__EXERCISE DESCRIPTION__
Copy all of the records below verbatim.

__MATERIAL TO PROCESS__

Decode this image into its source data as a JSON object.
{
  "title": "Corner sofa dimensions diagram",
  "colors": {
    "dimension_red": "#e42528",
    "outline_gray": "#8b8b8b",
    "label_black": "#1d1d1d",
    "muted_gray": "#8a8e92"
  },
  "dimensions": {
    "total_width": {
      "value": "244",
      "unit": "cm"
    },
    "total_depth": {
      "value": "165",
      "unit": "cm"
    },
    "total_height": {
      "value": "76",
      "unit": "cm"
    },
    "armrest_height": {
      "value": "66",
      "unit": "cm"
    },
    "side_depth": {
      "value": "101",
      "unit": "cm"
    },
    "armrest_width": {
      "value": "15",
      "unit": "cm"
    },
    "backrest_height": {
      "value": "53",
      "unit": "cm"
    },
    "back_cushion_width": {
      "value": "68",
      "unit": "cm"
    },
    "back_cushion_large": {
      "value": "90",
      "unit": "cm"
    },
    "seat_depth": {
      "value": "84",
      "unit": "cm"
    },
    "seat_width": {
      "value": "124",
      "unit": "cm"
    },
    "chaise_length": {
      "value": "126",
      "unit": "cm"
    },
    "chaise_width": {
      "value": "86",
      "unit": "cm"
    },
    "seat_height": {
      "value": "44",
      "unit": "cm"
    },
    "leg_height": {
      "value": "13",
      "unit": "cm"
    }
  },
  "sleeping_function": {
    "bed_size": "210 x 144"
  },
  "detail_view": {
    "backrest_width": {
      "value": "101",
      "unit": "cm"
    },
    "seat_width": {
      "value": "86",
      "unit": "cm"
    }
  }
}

__EXERCISE RESULT__
Decode this image into its source data as a JSON object.
{
  "title": "Corner sofa dimensions diagram",
  "colors": {
    "dimension_red": "#e42528",
    "outline_gray": "#8b8b8b",
    "label_black": "#1d1d1d",
    "muted_gray": "#8a8e92"
  },
  "dimensions": {
    "total_width": {
      "value": "244",
      "unit": "cm"
    },
    "total_depth": {
      "value": "165",
      "unit": "cm"
    },
    "total_height": {
      "value": "76",
      "unit": "cm"
    },
    "armrest_height": {
      "value": "66",
      "unit": "cm"
    },
    "side_depth": {
      "value": "101",
      "unit": "cm"
    },
    "armrest_width": {
      "value": "15",
      "unit": "cm"
    },
    "backrest_height": {
      "value": "53",
      "unit": "cm"
    },
    "back_cushion_width": {
      "value": "68",
      "unit": "cm"
    },
    "back_cushion_large": {
      "value": "90",
      "unit": "cm"
    },
    "seat_depth": {
      "value": "84",
      "unit": "cm"
    },
    "seat_width": {
      "value": "124",
      "unit": "cm"
    },
    "chaise_length": {
      "value": "126",
      "unit": "cm"
    },
    "chaise_width": {
      "value": "86",
      "unit": "cm"
    },
    "seat_height": {
      "value": "44",
      "unit": "cm"
    },
    "leg_height": {
      "value": "13",
      "unit": "cm"
    }
  },
  "sleeping_function": {
    "bed_size": "210 x 144"
  },
  "detail_view": {
    "backrest_width": {
      "value": "101",
      "unit": "cm"
    },
    "seat_width": {
      "value": "86",
      "unit": "cm"
    }
  }
}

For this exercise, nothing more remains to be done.